— Short exercise —
Write out only the lines running from the one that contains "Enumerate this screenshot's" to the end of the material, both ends included.

— Information supplied —
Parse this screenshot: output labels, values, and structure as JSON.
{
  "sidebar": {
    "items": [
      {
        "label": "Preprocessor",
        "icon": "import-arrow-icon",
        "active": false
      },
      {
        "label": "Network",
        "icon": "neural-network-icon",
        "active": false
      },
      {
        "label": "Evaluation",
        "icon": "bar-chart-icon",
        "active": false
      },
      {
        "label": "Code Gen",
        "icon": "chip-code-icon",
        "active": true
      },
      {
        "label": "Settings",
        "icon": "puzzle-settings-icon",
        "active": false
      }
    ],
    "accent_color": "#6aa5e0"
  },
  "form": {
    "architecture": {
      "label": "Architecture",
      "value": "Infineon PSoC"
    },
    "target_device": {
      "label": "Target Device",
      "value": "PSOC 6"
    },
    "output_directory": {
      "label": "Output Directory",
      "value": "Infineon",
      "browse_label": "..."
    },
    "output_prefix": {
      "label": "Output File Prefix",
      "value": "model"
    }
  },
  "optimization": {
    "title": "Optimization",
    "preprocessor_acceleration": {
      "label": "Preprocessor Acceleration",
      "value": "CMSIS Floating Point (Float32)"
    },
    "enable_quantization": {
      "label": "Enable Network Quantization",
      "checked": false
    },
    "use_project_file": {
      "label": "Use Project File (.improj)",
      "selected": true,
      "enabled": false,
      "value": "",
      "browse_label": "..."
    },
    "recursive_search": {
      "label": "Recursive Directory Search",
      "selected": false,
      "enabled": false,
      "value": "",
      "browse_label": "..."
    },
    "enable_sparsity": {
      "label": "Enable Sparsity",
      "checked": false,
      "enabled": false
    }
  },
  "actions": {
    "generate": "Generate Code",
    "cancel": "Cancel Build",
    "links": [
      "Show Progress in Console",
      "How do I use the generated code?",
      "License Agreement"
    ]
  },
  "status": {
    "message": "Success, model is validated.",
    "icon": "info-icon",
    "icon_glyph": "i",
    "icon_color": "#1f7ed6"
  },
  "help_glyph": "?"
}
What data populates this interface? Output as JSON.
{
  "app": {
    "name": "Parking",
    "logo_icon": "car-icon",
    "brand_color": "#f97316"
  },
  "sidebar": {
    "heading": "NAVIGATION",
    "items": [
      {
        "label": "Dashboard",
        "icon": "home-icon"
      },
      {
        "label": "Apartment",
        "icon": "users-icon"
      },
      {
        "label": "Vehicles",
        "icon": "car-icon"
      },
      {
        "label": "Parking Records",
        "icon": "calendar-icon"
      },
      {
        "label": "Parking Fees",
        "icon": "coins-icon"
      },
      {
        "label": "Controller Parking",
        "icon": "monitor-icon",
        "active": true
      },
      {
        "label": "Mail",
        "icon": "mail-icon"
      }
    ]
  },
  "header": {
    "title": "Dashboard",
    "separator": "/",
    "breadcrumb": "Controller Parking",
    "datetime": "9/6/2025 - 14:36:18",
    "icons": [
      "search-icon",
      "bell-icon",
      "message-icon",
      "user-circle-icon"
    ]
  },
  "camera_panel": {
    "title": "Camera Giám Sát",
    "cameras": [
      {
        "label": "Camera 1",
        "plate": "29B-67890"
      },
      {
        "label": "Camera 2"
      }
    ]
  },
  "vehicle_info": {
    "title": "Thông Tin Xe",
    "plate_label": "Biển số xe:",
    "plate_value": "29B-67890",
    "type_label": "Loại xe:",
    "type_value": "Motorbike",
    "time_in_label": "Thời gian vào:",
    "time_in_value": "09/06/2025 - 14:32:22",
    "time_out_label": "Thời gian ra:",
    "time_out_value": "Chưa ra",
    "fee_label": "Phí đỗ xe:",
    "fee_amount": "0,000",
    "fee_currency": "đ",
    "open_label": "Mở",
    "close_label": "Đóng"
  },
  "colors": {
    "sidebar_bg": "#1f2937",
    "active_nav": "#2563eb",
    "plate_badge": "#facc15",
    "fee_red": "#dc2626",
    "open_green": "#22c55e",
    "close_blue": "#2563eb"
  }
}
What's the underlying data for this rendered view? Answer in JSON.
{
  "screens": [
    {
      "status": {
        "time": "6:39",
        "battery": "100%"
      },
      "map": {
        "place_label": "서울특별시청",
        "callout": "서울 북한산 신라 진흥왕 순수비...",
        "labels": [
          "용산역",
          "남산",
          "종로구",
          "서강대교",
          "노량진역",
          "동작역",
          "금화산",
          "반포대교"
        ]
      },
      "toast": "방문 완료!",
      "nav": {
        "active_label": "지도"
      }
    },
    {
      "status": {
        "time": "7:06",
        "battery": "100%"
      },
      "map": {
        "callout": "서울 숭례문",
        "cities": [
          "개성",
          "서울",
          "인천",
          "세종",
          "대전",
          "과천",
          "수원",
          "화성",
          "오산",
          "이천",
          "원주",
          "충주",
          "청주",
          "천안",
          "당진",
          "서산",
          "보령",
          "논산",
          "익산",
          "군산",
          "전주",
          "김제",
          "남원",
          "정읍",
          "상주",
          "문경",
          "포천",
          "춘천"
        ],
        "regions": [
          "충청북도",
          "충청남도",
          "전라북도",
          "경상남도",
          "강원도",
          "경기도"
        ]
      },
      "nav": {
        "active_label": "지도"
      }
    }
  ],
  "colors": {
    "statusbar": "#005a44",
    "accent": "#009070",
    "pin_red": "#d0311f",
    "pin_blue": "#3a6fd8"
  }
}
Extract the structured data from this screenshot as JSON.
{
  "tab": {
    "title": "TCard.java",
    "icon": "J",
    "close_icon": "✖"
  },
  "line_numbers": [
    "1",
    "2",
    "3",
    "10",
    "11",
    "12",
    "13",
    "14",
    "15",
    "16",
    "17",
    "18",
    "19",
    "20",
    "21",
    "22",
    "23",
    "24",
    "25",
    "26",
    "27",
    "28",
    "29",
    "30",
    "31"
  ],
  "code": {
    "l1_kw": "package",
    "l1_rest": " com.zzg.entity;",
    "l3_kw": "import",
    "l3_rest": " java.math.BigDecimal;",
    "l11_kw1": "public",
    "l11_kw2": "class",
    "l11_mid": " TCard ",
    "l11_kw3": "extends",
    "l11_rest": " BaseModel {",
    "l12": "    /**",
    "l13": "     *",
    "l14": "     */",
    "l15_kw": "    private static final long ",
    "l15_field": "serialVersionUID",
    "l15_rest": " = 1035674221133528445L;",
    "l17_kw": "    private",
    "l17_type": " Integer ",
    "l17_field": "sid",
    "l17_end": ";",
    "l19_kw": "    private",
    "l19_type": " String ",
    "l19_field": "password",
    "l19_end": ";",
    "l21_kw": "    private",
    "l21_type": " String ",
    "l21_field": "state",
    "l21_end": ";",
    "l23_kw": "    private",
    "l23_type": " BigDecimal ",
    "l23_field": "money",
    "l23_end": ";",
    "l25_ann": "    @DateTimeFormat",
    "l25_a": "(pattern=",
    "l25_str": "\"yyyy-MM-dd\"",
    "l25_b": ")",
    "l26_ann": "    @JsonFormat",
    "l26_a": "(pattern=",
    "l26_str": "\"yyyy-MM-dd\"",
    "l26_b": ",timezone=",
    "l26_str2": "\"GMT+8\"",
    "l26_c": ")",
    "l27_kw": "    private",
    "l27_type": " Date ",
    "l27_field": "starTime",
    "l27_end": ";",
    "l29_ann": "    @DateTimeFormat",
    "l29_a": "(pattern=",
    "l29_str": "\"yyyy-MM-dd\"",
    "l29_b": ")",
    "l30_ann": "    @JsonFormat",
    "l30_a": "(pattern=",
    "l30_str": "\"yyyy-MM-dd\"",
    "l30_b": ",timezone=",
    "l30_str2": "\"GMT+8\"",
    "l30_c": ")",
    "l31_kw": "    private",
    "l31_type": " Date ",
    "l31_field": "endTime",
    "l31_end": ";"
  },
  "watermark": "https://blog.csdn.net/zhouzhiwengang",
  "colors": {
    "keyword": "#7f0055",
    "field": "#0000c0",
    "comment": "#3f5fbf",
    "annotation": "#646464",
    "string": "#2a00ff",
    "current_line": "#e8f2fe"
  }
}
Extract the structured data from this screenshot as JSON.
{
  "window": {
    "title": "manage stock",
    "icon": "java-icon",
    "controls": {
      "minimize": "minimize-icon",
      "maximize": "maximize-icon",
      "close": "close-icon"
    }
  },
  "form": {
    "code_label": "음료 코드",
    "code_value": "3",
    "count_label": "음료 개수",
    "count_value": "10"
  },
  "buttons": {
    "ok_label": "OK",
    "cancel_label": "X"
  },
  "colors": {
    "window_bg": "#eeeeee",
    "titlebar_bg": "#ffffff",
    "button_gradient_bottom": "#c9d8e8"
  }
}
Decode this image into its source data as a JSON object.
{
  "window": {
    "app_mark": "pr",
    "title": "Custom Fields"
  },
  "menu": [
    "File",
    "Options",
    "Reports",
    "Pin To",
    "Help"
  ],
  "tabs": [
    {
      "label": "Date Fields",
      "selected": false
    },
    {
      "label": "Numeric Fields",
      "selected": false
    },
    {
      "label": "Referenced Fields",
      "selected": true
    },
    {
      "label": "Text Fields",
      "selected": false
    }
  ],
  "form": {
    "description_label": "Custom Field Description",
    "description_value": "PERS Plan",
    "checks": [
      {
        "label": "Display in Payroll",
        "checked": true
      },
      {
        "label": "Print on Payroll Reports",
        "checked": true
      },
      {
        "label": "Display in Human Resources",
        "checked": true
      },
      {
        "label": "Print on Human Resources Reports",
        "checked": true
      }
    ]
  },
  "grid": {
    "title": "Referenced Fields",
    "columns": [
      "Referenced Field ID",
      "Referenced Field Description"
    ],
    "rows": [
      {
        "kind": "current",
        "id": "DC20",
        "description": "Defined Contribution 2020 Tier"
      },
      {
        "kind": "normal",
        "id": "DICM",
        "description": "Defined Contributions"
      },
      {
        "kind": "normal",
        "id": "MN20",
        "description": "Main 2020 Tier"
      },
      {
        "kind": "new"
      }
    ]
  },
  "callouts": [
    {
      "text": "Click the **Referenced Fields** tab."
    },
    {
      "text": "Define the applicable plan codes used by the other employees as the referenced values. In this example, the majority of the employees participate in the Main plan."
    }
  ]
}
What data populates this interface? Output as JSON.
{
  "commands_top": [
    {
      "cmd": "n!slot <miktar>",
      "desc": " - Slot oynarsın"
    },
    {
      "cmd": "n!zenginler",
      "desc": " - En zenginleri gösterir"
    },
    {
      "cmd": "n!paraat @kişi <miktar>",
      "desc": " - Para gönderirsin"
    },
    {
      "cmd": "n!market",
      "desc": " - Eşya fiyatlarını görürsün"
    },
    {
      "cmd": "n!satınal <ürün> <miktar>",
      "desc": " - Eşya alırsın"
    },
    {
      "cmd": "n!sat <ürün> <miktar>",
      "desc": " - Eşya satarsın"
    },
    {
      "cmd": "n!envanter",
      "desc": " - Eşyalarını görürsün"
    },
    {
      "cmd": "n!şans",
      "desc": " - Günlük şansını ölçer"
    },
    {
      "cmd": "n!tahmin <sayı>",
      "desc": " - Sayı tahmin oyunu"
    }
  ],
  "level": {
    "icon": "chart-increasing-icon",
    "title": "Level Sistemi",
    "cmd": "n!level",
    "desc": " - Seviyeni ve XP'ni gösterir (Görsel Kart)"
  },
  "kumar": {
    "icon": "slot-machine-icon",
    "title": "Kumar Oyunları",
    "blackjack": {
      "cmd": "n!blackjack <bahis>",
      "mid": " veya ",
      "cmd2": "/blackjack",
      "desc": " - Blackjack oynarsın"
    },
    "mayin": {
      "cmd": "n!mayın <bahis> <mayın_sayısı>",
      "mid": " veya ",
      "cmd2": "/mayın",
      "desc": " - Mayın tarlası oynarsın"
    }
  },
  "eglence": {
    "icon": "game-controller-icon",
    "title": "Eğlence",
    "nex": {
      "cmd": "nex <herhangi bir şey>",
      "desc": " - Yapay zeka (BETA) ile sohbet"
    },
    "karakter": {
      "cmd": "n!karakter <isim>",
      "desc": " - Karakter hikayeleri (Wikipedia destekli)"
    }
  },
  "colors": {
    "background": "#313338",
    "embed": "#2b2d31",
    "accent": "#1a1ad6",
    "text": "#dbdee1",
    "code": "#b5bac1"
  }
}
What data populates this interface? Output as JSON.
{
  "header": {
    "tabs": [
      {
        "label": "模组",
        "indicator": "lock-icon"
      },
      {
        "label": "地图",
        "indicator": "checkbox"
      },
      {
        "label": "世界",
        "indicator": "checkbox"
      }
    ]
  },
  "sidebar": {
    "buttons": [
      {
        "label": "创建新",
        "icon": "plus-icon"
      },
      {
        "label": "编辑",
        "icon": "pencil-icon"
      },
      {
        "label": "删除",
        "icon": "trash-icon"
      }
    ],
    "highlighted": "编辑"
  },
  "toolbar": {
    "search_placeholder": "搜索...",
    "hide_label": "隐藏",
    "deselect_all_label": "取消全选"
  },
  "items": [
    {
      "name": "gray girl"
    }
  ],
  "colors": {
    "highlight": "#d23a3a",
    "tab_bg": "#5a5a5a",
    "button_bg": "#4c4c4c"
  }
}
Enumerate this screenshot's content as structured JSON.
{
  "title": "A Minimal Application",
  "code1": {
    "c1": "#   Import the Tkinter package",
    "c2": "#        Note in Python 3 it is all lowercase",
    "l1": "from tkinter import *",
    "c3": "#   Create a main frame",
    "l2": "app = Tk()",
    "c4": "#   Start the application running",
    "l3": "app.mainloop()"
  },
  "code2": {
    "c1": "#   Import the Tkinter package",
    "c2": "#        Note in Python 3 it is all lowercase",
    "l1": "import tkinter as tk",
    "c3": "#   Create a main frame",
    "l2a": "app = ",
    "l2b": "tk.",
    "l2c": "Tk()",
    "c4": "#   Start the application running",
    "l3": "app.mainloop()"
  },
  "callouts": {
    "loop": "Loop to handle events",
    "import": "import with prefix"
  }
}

— Reply to the task —
Enumerate this screenshot's content as structured JSON.
{
  "title": "A Minimal Application",
  "code1": {
    "c1": "#   Import the Tkinter package",
    "c2": "#        Note in Python 3 it is all lowercase",
    "l1": "from tkinter import *",
    "c3": "#   Create a main frame",
    "l2": "app = Tk()",
    "c4": "#   Start the application running",
    "l3": "app.mainloop()"
  },
  "code2": {
    "c1": "#   Import the Tkinter package",
    "c2": "#        Note in Python 3 it is all lowercase",
    "l1": "import tkinter as tk",
    "c3": "#   Create a main frame",
    "l2a": "app = ",
    "l2b": "tk.",
    "l2c": "Tk()",
    "c4": "#   Start the application running",
    "l3": "app.mainloop()"
  },
  "callouts": {
    "loop": "Loop to handle events",
    "import": "import with prefix"
  }
}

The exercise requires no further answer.